• _EXERCISE DETAILS_:
Lines containing the word "acquisition" need to be counted. Please reply with how many there are, and nothing else.

• _DATA TO USE_:

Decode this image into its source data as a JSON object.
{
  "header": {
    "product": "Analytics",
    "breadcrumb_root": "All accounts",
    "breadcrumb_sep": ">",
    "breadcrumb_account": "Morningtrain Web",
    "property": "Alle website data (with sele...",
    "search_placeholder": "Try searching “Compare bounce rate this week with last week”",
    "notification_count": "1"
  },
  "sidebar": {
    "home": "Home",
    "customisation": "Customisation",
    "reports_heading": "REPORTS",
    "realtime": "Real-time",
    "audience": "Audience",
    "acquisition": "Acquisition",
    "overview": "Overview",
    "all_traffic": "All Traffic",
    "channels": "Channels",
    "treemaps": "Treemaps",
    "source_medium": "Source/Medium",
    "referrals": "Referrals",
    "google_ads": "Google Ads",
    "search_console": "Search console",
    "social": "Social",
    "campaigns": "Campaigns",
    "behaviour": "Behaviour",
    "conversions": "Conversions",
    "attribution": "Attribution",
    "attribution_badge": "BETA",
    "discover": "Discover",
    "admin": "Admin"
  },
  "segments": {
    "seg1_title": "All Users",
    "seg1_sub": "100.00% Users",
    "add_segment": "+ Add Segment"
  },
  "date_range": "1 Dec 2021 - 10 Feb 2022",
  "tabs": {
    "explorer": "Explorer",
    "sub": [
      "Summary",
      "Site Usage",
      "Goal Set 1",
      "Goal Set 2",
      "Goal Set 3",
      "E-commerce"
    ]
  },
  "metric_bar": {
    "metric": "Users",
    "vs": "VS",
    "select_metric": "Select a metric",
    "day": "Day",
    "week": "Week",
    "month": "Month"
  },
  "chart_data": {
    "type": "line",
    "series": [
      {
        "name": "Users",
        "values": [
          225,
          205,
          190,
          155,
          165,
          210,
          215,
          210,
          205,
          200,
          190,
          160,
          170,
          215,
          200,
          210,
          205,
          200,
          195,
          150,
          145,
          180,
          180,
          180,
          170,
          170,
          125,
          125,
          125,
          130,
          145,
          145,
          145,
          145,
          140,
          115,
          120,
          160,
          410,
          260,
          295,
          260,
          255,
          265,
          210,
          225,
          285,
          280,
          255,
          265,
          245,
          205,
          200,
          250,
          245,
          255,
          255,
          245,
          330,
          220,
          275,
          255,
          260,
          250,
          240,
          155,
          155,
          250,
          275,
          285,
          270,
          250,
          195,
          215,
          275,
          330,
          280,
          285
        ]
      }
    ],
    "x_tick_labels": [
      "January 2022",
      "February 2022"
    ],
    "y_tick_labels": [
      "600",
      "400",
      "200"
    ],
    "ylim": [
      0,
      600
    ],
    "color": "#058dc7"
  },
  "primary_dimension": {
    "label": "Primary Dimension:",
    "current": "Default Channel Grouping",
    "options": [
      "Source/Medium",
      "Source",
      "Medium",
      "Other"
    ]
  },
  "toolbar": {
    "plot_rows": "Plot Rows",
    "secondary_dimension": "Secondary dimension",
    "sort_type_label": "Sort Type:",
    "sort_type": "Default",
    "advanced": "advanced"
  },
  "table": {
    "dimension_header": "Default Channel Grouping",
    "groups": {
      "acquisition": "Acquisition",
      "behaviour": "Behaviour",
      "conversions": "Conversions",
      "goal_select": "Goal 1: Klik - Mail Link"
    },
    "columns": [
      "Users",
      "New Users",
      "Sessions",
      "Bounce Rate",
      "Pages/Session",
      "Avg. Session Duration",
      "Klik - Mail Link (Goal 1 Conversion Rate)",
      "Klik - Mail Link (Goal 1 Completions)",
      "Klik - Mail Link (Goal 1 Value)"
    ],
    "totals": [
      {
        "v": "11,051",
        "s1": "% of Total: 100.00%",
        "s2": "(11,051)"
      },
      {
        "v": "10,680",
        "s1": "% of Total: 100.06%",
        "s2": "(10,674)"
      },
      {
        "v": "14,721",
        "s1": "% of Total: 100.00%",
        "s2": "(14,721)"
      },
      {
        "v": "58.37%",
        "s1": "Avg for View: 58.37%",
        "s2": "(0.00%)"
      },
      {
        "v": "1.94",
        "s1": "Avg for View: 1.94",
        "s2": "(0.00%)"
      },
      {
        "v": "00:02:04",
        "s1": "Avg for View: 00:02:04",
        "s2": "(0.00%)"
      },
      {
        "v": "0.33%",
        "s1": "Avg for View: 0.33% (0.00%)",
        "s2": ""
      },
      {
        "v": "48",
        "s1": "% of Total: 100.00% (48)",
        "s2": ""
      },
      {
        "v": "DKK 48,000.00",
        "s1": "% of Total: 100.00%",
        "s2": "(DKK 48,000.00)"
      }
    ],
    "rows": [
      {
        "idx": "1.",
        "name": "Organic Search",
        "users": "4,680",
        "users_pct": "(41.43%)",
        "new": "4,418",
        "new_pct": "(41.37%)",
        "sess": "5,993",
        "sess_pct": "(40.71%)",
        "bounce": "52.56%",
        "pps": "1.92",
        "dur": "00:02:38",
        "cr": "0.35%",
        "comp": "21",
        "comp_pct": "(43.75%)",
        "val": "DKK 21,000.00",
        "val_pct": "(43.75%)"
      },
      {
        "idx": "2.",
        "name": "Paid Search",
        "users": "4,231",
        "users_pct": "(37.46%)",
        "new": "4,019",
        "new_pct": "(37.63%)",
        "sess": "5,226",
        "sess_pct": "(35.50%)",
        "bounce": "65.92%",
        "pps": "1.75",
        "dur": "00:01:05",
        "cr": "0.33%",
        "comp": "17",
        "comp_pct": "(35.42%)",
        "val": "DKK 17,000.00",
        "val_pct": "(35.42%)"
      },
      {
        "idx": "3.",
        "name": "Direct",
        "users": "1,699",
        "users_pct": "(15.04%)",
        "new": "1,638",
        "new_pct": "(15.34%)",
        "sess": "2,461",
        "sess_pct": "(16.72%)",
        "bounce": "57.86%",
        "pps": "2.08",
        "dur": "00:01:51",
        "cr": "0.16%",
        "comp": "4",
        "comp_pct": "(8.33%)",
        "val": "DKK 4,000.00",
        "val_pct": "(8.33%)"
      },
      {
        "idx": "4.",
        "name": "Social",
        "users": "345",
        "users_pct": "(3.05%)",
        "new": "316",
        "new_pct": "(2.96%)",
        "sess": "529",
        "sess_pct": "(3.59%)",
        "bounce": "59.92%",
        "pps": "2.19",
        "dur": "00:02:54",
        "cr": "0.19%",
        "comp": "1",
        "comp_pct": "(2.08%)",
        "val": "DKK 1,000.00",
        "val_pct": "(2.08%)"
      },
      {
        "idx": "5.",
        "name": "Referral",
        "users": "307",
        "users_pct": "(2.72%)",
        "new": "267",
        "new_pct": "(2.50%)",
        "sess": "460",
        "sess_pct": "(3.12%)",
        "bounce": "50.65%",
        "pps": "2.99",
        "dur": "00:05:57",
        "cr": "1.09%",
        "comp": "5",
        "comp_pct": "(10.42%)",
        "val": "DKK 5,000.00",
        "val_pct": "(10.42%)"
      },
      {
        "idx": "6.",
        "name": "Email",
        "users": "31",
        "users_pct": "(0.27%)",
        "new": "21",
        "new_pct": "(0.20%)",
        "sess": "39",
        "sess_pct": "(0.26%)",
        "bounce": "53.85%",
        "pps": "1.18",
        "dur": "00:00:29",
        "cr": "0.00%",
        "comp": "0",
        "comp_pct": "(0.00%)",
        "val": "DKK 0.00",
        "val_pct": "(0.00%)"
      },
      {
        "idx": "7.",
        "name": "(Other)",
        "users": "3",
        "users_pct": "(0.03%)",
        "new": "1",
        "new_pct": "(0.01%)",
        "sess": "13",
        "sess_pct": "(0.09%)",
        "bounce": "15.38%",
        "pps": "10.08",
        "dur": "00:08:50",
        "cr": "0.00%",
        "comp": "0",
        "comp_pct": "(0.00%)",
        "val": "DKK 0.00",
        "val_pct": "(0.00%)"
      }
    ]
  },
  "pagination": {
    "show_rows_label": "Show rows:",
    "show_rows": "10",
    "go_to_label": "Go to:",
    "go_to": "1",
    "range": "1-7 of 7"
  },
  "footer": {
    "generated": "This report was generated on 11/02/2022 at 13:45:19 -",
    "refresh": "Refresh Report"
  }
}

• _ANSWER_:
2